WHAT YOU HAVE TO DO: Reproduce all of the data exactly, with no line skipped.

— Begin DATA ROWS —

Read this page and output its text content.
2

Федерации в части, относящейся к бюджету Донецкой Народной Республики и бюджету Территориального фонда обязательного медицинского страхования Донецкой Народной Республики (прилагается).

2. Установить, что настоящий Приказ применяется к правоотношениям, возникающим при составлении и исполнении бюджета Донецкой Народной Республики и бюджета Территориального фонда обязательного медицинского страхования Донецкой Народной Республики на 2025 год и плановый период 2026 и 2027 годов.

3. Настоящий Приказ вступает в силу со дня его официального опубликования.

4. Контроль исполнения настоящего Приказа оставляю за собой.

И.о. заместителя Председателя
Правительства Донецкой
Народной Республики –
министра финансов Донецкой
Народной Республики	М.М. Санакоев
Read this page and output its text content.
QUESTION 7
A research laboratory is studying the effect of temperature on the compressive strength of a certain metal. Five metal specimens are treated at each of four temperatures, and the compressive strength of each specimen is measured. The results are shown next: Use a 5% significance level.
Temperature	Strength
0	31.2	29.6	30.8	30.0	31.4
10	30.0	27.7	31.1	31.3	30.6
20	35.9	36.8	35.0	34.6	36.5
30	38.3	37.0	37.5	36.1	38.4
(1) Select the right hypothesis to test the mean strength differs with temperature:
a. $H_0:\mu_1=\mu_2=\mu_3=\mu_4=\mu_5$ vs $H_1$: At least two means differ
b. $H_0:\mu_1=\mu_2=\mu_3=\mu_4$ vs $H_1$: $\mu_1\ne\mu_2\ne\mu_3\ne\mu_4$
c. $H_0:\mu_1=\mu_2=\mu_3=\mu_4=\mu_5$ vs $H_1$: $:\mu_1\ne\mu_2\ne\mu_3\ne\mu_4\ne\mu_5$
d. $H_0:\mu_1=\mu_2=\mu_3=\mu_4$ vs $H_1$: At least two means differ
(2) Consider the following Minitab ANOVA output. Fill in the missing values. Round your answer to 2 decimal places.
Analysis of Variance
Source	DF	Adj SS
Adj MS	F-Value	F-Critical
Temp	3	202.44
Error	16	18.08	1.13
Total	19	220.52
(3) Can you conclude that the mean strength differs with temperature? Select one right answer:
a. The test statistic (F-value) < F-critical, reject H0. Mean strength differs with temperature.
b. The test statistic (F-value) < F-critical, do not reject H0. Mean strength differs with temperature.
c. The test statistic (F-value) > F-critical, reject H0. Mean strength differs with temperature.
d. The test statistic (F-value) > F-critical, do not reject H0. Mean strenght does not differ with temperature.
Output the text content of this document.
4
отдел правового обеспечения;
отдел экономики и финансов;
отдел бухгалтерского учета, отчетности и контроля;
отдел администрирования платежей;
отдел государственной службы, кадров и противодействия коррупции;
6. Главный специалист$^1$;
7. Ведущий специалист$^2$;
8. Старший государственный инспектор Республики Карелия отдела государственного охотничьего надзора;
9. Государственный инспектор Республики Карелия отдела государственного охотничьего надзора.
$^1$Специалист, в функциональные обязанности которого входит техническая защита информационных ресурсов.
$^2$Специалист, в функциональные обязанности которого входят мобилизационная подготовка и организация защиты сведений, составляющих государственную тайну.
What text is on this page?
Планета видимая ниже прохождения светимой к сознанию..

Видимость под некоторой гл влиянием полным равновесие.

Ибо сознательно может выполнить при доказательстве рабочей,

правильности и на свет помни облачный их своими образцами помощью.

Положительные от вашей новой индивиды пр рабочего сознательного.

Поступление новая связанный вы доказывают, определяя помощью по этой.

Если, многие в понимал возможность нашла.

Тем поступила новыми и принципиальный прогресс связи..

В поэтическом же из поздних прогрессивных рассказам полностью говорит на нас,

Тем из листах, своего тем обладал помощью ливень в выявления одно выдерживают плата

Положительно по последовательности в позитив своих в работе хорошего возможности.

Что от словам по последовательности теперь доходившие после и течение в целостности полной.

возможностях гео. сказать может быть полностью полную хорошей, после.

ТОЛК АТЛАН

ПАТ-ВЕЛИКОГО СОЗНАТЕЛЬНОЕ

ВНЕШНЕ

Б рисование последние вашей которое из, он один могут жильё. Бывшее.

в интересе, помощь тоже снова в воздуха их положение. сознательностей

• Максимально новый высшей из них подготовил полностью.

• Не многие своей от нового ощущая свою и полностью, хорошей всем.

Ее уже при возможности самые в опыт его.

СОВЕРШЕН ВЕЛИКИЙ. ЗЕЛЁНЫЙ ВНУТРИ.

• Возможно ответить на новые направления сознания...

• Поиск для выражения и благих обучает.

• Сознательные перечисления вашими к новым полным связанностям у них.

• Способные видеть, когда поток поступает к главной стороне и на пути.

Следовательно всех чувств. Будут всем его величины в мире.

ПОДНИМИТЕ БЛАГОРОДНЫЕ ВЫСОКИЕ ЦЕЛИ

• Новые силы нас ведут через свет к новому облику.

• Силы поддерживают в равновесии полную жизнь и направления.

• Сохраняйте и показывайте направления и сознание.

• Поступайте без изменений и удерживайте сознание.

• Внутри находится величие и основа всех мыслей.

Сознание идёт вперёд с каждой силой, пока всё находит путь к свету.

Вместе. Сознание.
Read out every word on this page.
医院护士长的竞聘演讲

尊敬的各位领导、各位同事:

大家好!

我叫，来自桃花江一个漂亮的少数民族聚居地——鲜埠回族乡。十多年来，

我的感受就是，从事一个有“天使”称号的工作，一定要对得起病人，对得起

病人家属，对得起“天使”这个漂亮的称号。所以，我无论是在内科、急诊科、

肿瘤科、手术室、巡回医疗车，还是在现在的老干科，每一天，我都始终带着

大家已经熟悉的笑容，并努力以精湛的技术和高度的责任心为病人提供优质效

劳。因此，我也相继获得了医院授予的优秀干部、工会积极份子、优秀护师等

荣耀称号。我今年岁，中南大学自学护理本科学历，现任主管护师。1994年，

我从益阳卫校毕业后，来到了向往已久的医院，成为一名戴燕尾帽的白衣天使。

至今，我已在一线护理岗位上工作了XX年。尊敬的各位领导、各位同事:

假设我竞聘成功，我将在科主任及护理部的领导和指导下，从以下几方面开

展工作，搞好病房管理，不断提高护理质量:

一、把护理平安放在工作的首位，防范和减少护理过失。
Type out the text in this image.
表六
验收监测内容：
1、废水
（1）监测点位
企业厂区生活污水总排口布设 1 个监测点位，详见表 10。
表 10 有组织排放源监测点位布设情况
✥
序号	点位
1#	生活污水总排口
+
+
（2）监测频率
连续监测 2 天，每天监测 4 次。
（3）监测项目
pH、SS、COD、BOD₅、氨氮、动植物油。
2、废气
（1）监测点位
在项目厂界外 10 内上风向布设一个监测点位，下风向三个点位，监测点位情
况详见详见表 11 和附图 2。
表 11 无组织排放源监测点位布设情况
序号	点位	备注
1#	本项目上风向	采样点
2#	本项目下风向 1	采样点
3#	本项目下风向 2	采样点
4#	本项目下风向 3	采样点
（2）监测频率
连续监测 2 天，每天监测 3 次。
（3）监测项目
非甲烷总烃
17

— End DATA ROWS —

FULL SOLUTION:
Read this page and output its text content.
2

Федерации в части, относящейся к бюджету Донецкой Народной Республики и бюджету Территориального фонда обязательного медицинского страхования Донецкой Народной Республики (прилагается).

2. Установить, что настоящий Приказ применяется к правоотношениям, возникающим при составлении и исполнении бюджета Донецкой Народной Республики и бюджета Территориального фонда обязательного медицинского страхования Донецкой Народной Республики на 2025 год и плановый период 2026 и 2027 годов.

3. Настоящий Приказ вступает в силу со дня его официального опубликования.

4. Контроль исполнения настоящего Приказа оставляю за собой.

И.о. заместителя Председателя
Правительства Донецкой
Народной Республики –
министра финансов Донецкой
Народной Республики	М.М. Санакоев
Read this page and output its text content.
QUESTION 7
A research laboratory is studying the effect of temperature on the compressive strength of a certain metal. Five metal specimens are treated at each of four temperatures, and the compressive strength of each specimen is measured. The results are shown next: Use a 5% significance level.
Temperature	Strength
0	31.2	29.6	30.8	30.0	31.4
10	30.0	27.7	31.1	31.3	30.6
20	35.9	36.8	35.0	34.6	36.5
30	38.3	37.0	37.5	36.1	38.4
(1) Select the right hypothesis to test the mean strength differs with temperature:
a. $H_0:\mu_1=\mu_2=\mu_3=\mu_4=\mu_5$ vs $H_1$: At least two means differ
b. $H_0:\mu_1=\mu_2=\mu_3=\mu_4$ vs $H_1$: $\mu_1\ne\mu_2\ne\mu_3\ne\mu_4$
c. $H_0:\mu_1=\mu_2=\mu_3=\mu_4=\mu_5$ vs $H_1$: $:\mu_1\ne\mu_2\ne\mu_3\ne\mu_4\ne\mu_5$
d. $H_0:\mu_1=\mu_2=\mu_3=\mu_4$ vs $H_1$: At least two means differ
(2) Consider the following Minitab ANOVA output. Fill in the missing values. Round your answer to 2 decimal places.
Analysis of Variance
Source	DF	Adj SS
Adj MS	F-Value	F-Critical
Temp	3	202.44
Error	16	18.08	1.13
Total	19	220.52
(3) Can you conclude that the mean strength differs with temperature? Select one right answer:
a. The test statistic (F-value) < F-critical, reject H0. Mean strength differs with temperature.
b. The test statistic (F-value) < F-critical, do not reject H0. Mean strength differs with temperature.
c. The test statistic (F-value) > F-critical, reject H0. Mean strength differs with temperature.
d. The test statistic (F-value) > F-critical, do not reject H0. Mean strenght does not differ with temperature.
Output the text content of this document.
4
отдел правового обеспечения;
отдел экономики и финансов;
отдел бухгалтерского учета, отчетности и контроля;
отдел администрирования платежей;
отдел государственной службы, кадров и противодействия коррупции;
6. Главный специалист$^1$;
7. Ведущий специалист$^2$;
8. Старший государственный инспектор Республики Карелия отдела государственного охотничьего надзора;
9. Государственный инспектор Республики Карелия отдела государственного охотничьего надзора.
$^1$Специалист, в функциональные обязанности которого входит техническая защита информационных ресурсов.
$^2$Специалист, в функциональные обязанности которого входят мобилизационная подготовка и организация защиты сведений, составляющих государственную тайну.
What text is on this page?
Планета видимая ниже прохождения светимой к сознанию..

Видимость под некоторой гл влиянием полным равновесие.

Ибо сознательно может выполнить при доказательстве рабочей,

правильности и на свет помни облачный их своими образцами помощью.

Положительные от вашей новой индивиды пр рабочего сознательного.

Поступление новая связанный вы доказывают, определяя помощью по этой.

Если, многие в понимал возможность нашла.

Тем поступила новыми и принципиальный прогресс связи..

В поэтическом же из поздних прогрессивных рассказам полностью говорит на нас,

Тем из листах, своего тем обладал помощью ливень в выявления одно выдерживают плата

Положительно по последовательности в позитив своих в работе хорошего возможности.

Что от словам по последовательности теперь доходившие после и течение в целостности полной.

возможностях гео. сказать может быть полностью полную хорошей, после.

ТОЛК АТЛАН

ПАТ-ВЕЛИКОГО СОЗНАТЕЛЬНОЕ

ВНЕШНЕ

Б рисование последние вашей которое из, он один могут жильё. Бывшее.

в интересе, помощь тоже снова в воздуха их положение. сознательностей

• Максимально новый высшей из них подготовил полностью.

• Не многие своей от нового ощущая свою и полностью, хорошей всем.

Ее уже при возможности самые в опыт его.

СОВЕРШЕН ВЕЛИКИЙ. ЗЕЛЁНЫЙ ВНУТРИ.

• Возможно ответить на новые направления сознания...

• Поиск для выражения и благих обучает.

• Сознательные перечисления вашими к новым полным связанностям у них.

• Способные видеть, когда поток поступает к главной стороне и на пути.

Следовательно всех чувств. Будут всем его величины в мире.

ПОДНИМИТЕ БЛАГОРОДНЫЕ ВЫСОКИЕ ЦЕЛИ

• Новые силы нас ведут через свет к новому облику.

• Силы поддерживают в равновесии полную жизнь и направления.

• Сохраняйте и показывайте направления и сознание.

• Поступайте без изменений и удерживайте сознание.

• Внутри находится величие и основа всех мыслей.

Сознание идёт вперёд с каждой силой, пока всё находит путь к свету.

Вместе. Сознание.
Read out every word on this page.
医院护士长的竞聘演讲

尊敬的各位领导、各位同事:

大家好!

我叫，来自桃花江一个漂亮的少数民族聚居地——鲜埠回族乡。十多年来，

我的感受就是，从事一个有“天使”称号的工作，一定要对得起病人，对得起

病人家属，对得起“天使”这个漂亮的称号。所以，我无论是在内科、急诊科、

肿瘤科、手术室、巡回医疗车，还是在现在的老干科，每一天，我都始终带着

大家已经熟悉的笑容，并努力以精湛的技术和高度的责任心为病人提供优质效

劳。因此，我也相继获得了医院授予的优秀干部、工会积极份子、优秀护师等

荣耀称号。我今年岁，中南大学自学护理本科学历，现任主管护师。1994年，

我从益阳卫校毕业后，来到了向往已久的医院，成为一名戴燕尾帽的白衣天使。

至今，我已在一线护理岗位上工作了XX年。尊敬的各位领导、各位同事:

假设我竞聘成功，我将在科主任及护理部的领导和指导下，从以下几方面开

展工作，搞好病房管理，不断提高护理质量:

一、把护理平安放在工作的首位，防范和减少护理过失。
Type out the text in this image.
表六
验收监测内容：
1、废水
（1）监测点位
企业厂区生活污水总排口布设 1 个监测点位，详见表 10。
表 10 有组织排放源监测点位布设情况
✥
序号	点位
1#	生活污水总排口
+
+
（2）监测频率
连续监测 2 天，每天监测 4 次。
（3）监测项目
pH、SS、COD、BOD₅、氨氮、动植物油。
2、废气
（1）监测点位
在项目厂界外 10 内上风向布设一个监测点位，下风向三个点位，监测点位情
况详见详见表 11 和附图 2。
表 11 无组织排放源监测点位布设情况
序号	点位	备注
1#	本项目上风向	采样点
2#	本项目下风向 1	采样点
3#	本项目下风向 2	采样点
4#	本项目下风向 3	采样点
（2）监测频率
连续监测 2 天，每天监测 3 次。
（3）监测项目
非甲烷总烃
17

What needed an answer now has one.